Exercise details: Copy every line of the listing below character for character, leaving out the pictures.
** BEGIN **
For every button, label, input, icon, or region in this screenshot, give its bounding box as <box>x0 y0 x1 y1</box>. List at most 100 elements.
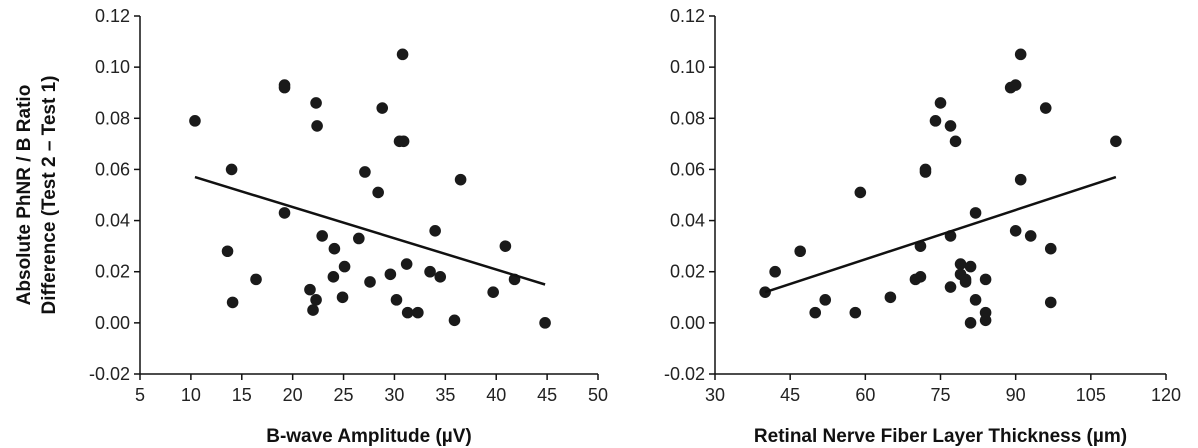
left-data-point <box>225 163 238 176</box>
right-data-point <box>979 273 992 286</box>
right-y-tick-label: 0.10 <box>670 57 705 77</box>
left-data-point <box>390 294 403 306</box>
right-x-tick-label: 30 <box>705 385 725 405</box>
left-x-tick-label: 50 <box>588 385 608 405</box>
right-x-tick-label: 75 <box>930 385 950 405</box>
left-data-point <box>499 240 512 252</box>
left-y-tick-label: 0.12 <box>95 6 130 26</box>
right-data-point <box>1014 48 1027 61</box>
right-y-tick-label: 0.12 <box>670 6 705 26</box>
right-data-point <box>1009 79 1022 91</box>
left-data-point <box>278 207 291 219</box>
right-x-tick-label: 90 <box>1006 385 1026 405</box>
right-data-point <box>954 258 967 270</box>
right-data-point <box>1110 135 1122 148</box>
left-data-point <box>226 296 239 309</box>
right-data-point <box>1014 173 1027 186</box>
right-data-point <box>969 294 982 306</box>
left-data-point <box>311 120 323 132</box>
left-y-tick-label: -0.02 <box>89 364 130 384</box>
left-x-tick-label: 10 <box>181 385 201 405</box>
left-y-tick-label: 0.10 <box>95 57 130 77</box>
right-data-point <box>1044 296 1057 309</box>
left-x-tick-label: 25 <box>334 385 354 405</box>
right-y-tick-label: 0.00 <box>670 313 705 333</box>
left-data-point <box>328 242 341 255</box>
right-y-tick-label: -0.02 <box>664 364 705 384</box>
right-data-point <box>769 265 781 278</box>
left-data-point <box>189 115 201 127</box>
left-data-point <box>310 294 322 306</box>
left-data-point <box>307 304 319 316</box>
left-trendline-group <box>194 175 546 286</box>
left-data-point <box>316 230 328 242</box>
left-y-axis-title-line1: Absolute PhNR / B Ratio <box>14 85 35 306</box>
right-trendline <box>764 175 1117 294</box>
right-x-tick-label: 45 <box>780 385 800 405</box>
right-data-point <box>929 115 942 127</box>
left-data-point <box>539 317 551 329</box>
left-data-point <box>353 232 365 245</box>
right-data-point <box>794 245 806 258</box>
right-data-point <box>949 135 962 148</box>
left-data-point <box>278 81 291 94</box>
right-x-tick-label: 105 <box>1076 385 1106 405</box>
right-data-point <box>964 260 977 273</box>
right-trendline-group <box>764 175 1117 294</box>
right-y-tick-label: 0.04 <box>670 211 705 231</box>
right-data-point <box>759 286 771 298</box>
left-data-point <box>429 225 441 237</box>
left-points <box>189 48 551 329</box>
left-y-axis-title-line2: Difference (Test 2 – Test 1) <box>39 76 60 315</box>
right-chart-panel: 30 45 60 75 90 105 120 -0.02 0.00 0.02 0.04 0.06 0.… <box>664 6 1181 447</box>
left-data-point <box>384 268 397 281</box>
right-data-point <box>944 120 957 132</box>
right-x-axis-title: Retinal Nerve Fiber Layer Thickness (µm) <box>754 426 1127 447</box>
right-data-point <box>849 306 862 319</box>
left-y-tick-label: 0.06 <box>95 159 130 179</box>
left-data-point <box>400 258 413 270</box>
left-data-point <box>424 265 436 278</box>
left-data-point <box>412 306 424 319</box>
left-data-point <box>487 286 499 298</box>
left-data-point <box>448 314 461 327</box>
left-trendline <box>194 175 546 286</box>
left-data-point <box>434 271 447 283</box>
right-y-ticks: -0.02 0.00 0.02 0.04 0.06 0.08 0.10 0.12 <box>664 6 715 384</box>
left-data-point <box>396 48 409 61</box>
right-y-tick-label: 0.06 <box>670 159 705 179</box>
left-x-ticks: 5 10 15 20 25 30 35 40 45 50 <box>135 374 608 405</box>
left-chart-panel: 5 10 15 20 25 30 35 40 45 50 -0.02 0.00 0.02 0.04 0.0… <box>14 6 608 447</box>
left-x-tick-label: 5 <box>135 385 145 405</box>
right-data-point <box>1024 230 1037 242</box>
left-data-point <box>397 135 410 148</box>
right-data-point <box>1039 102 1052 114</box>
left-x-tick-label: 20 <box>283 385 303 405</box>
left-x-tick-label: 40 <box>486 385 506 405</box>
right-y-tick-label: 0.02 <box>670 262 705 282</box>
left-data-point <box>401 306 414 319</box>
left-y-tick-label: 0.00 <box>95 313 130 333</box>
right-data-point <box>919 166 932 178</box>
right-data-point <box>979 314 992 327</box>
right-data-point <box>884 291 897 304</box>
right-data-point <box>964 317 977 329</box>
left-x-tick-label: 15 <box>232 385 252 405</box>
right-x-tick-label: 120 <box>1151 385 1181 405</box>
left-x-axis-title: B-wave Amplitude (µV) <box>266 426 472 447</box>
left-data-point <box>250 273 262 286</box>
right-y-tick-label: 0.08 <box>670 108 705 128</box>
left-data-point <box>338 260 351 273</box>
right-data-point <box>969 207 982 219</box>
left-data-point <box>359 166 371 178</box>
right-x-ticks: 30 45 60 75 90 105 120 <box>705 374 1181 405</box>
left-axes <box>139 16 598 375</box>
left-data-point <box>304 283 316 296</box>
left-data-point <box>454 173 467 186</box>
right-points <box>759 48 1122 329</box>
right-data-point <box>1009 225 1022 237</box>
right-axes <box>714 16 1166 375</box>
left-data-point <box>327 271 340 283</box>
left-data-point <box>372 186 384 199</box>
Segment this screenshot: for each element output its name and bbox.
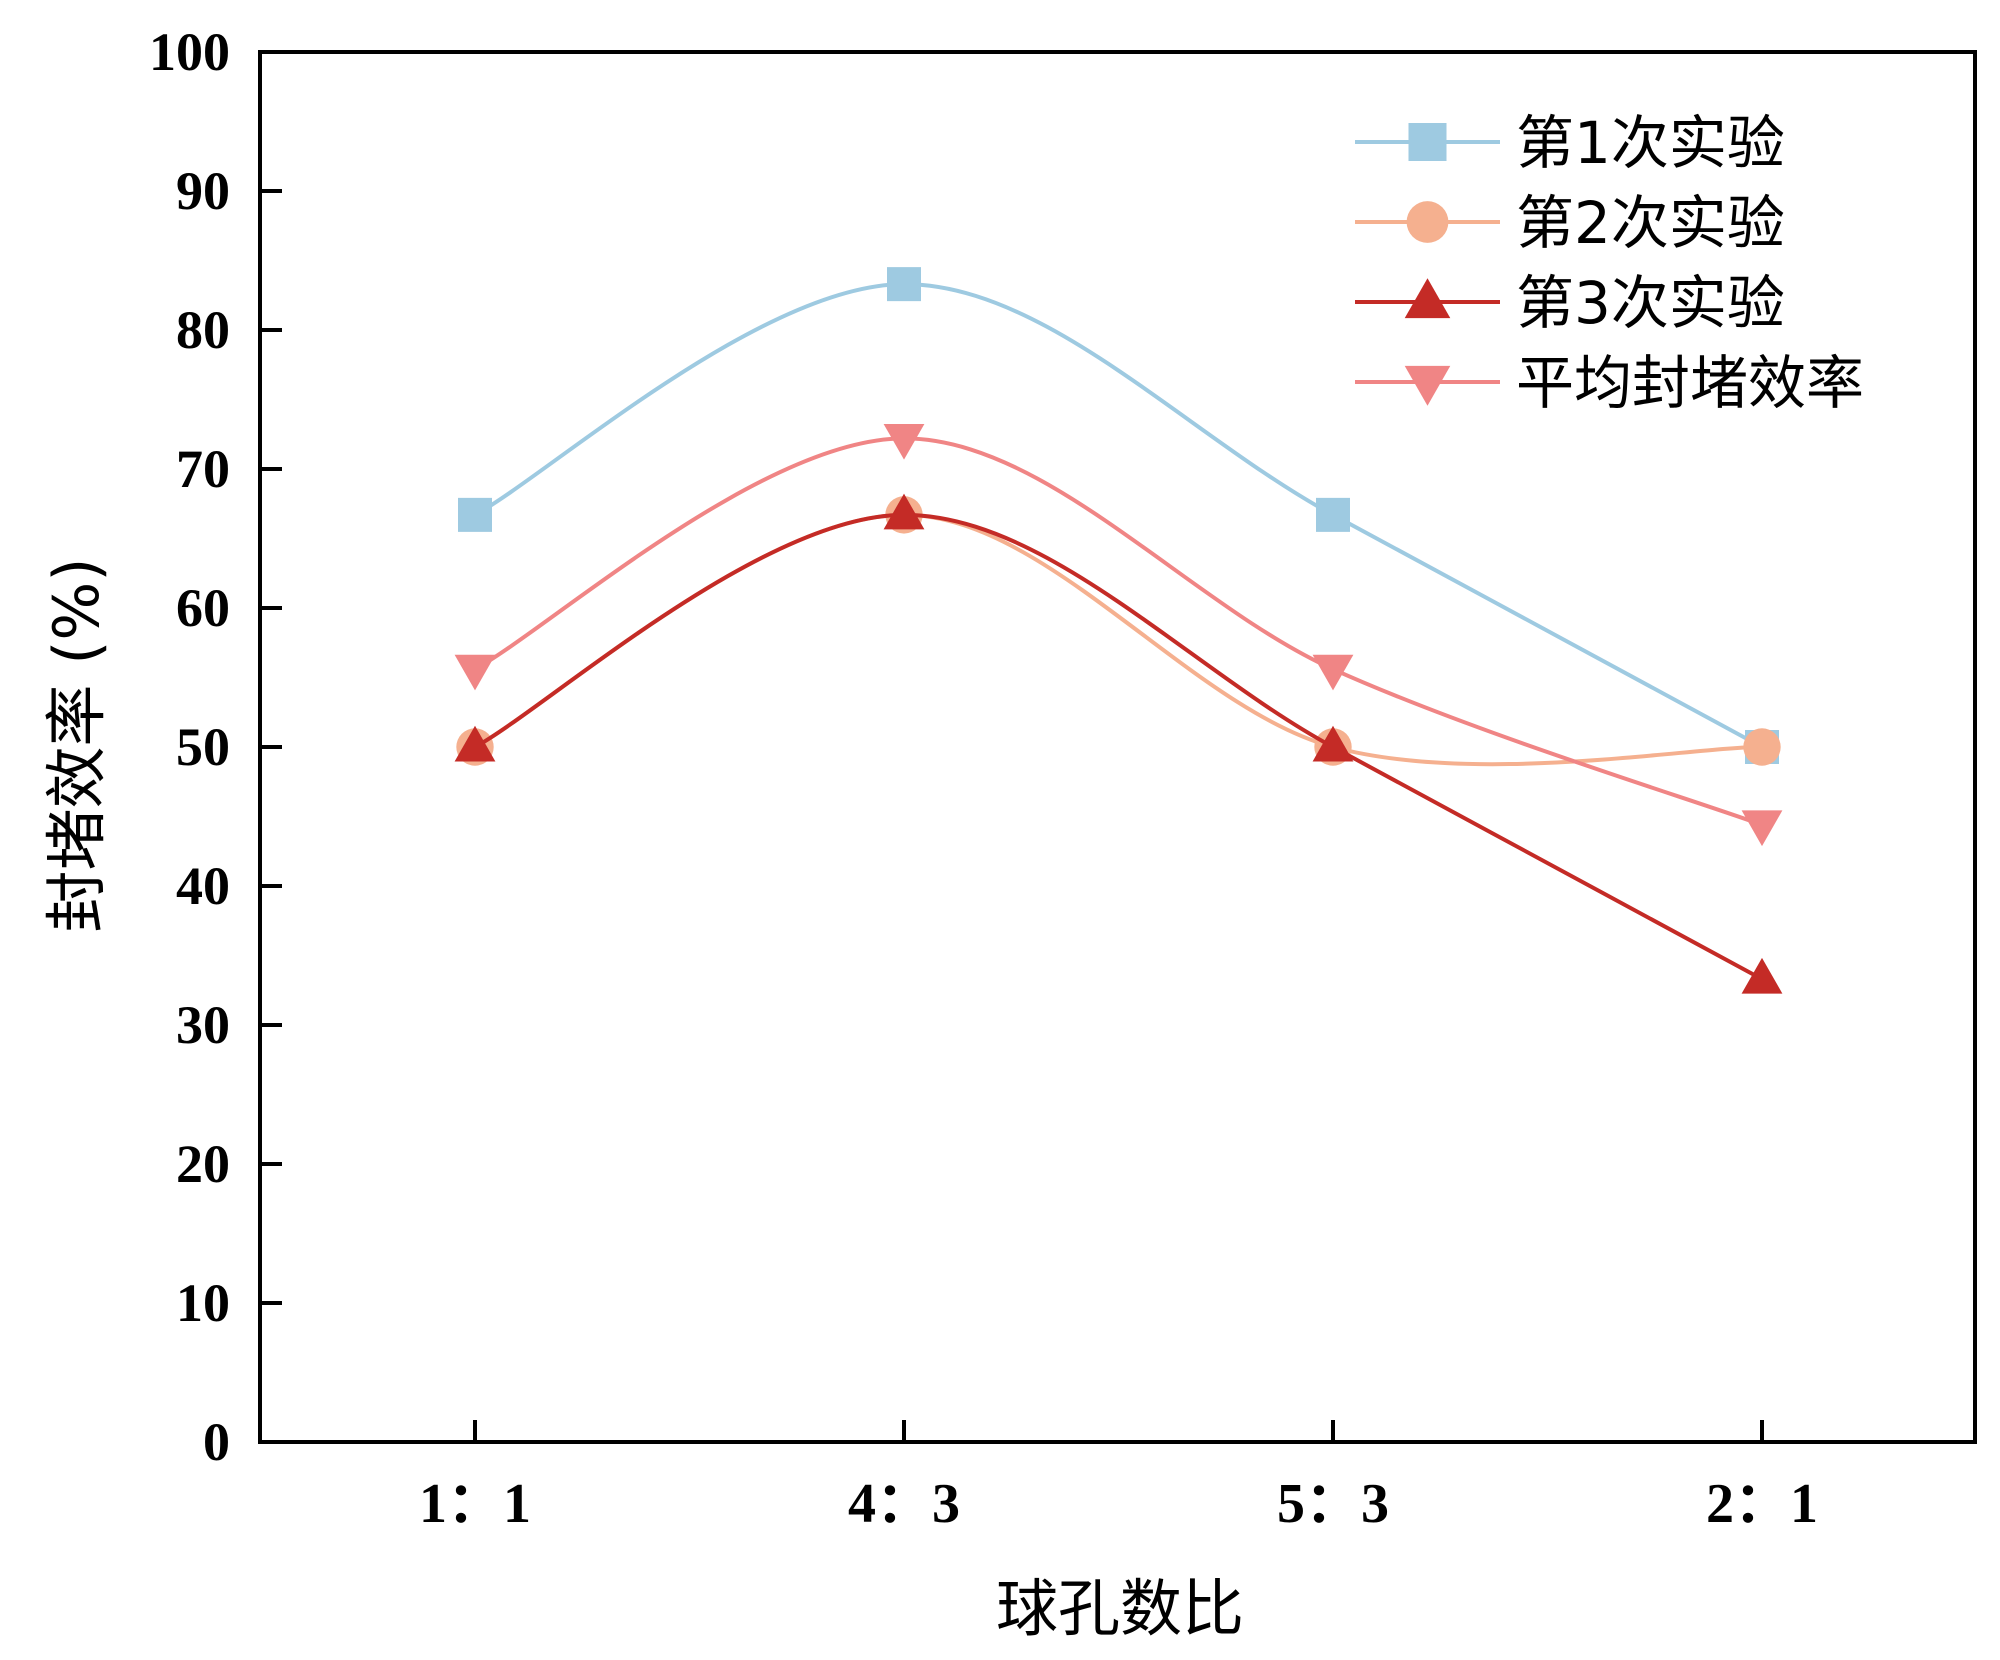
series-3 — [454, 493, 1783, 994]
** END **
Answer:
For every button, label, input, icon, or region in this screenshot, give its bounding box as <box>x0 y0 x1 y1</box>. List at most 100 elements.
left-data-point <box>225 163 238 176</box>
right-data-point <box>979 273 992 286</box>
right-y-tick-label: 0.10 <box>670 57 705 77</box>
left-data-point <box>390 294 403 306</box>
right-x-tick-label: 30 <box>705 385 725 405</box>
left-x-tick-label: 50 <box>588 385 608 405</box>
right-x-tick-label: 75 <box>930 385 950 405</box>
left-data-point <box>499 240 512 252</box>
left-y-tick-label: 0.12 <box>95 6 130 26</box>
right-data-point <box>1014 48 1027 61</box>
right-y-tick-label: 0.12 <box>670 6 705 26</box>
right-data-point <box>1009 79 1022 91</box>
left-data-point <box>278 207 291 219</box>
right-x-tick-label: 90 <box>1006 385 1026 405</box>
right-data-point <box>954 258 967 270</box>
right-data-point <box>1110 135 1122 148</box>
left-data-point <box>226 296 239 309</box>
right-data-point <box>1014 173 1027 186</box>
right-data-point <box>969 294 982 306</box>
left-data-point <box>311 120 323 132</box>
left-y-tick-label: -0.02 <box>89 364 130 384</box>
left-x-tick-label: 10 <box>181 385 201 405</box>
left-y-tick-label: 0.10 <box>95 57 130 77</box>
right-data-point <box>1044 296 1057 309</box>
left-x-tick-label: 25 <box>334 385 354 405</box>
right-y-tick-label: 0.00 <box>670 313 705 333</box>
left-data-point <box>328 242 341 255</box>
right-y-tick-label: -0.02 <box>664 364 705 384</box>
right-data-point <box>769 265 781 278</box>
left-data-point <box>189 115 201 127</box>
left-data-point <box>310 294 322 306</box>
left-data-point <box>307 304 319 316</box>
left-trendline-group <box>194 175 546 286</box>
left-data-point <box>316 230 328 242</box>
left-y-axis-title-line1: Absolute PhNR / B Ratio <box>14 85 35 306</box>
right-trendline <box>764 175 1117 294</box>
right-x-tick-label: 45 <box>780 385 800 405</box>
right-data-point <box>929 115 942 127</box>
left-data-point <box>539 317 551 329</box>
left-data-point <box>353 232 365 245</box>
right-data-point <box>794 245 806 258</box>
right-data-point <box>949 135 962 148</box>
left-data-point <box>278 81 291 94</box>
right-x-tick-label: 105 <box>1076 385 1106 405</box>
right-data-point <box>964 260 977 273</box>
right-trendline-group <box>764 175 1117 294</box>
right-y-tick-label: 0.04 <box>670 211 705 231</box>
right-data-point <box>759 286 771 298</box>
left-data-point <box>429 225 441 237</box>
left-points <box>189 48 551 329</box>
left-y-axis-title-line2: Difference (Test 2 – Test 1) <box>39 76 60 315</box>
right-chart-panel: 30 45 60 75 90 105 120 -0.02 0.00 0.02 0.04 0.06 0.… <box>664 6 1181 447</box>
left-data-point <box>384 268 397 281</box>
right-data-point <box>944 120 957 132</box>
right-x-axis-title: Retinal Nerve Fiber Layer Thickness (µm) <box>754 426 1127 447</box>
right-data-point <box>849 306 862 319</box>
left-y-tick-label: 0.06 <box>95 159 130 179</box>
left-data-point <box>400 258 413 270</box>
left-data-point <box>424 265 436 278</box>
left-data-point <box>412 306 424 319</box>
left-data-point <box>487 286 499 298</box>
left-data-point <box>448 314 461 327</box>
left-trendline <box>194 175 546 286</box>
left-data-point <box>434 271 447 283</box>
right-y-ticks: -0.02 0.00 0.02 0.04 0.06 0.08 0.10 0.12 <box>664 6 715 384</box>
left-data-point <box>396 48 409 61</box>
right-y-tick-label: 0.06 <box>670 159 705 179</box>
left-x-ticks: 5 10 15 20 25 30 35 40 45 50 <box>135 374 608 405</box>
left-chart-panel: 5 10 15 20 25 30 35 40 45 50 -0.02 0.00 0.02 0.04 0.0… <box>14 6 608 447</box>
left-x-tick-label: 5 <box>135 385 145 405</box>
right-data-point <box>1024 230 1037 242</box>
left-data-point <box>397 135 410 148</box>
right-data-point <box>1039 102 1052 114</box>
left-x-tick-label: 20 <box>283 385 303 405</box>
left-x-tick-label: 40 <box>486 385 506 405</box>
right-y-tick-label: 0.02 <box>670 262 705 282</box>
left-data-point <box>401 306 414 319</box>
left-y-tick-label: 0.00 <box>95 313 130 333</box>
right-data-point <box>919 166 932 178</box>
right-data-point <box>979 314 992 327</box>
right-data-point <box>884 291 897 304</box>
right-data-point <box>964 317 977 329</box>
left-x-tick-label: 15 <box>232 385 252 405</box>
right-x-tick-label: 120 <box>1151 385 1181 405</box>
left-x-axis-title: B-wave Amplitude (µV) <box>266 426 472 447</box>
left-data-point <box>250 273 262 286</box>
right-y-tick-label: 0.08 <box>670 108 705 128</box>
left-data-point <box>338 260 351 273</box>
right-data-point <box>969 207 982 219</box>
left-data-point <box>359 166 371 178</box>
right-x-ticks: 30 45 60 75 90 105 120 <box>705 374 1181 405</box>
left-axes <box>139 16 598 375</box>
left-data-point <box>304 283 316 296</box>
left-data-point <box>454 173 467 186</box>
right-points <box>759 48 1122 329</box>
right-data-point <box>1009 225 1022 237</box>
right-axes <box>714 16 1166 375</box>
left-data-point <box>327 271 340 283</box>
left-data-point <box>372 186 384 199</box>
Segment this screenshot: for each element output its name and bbox.
series-3 — [454, 493, 1783, 994]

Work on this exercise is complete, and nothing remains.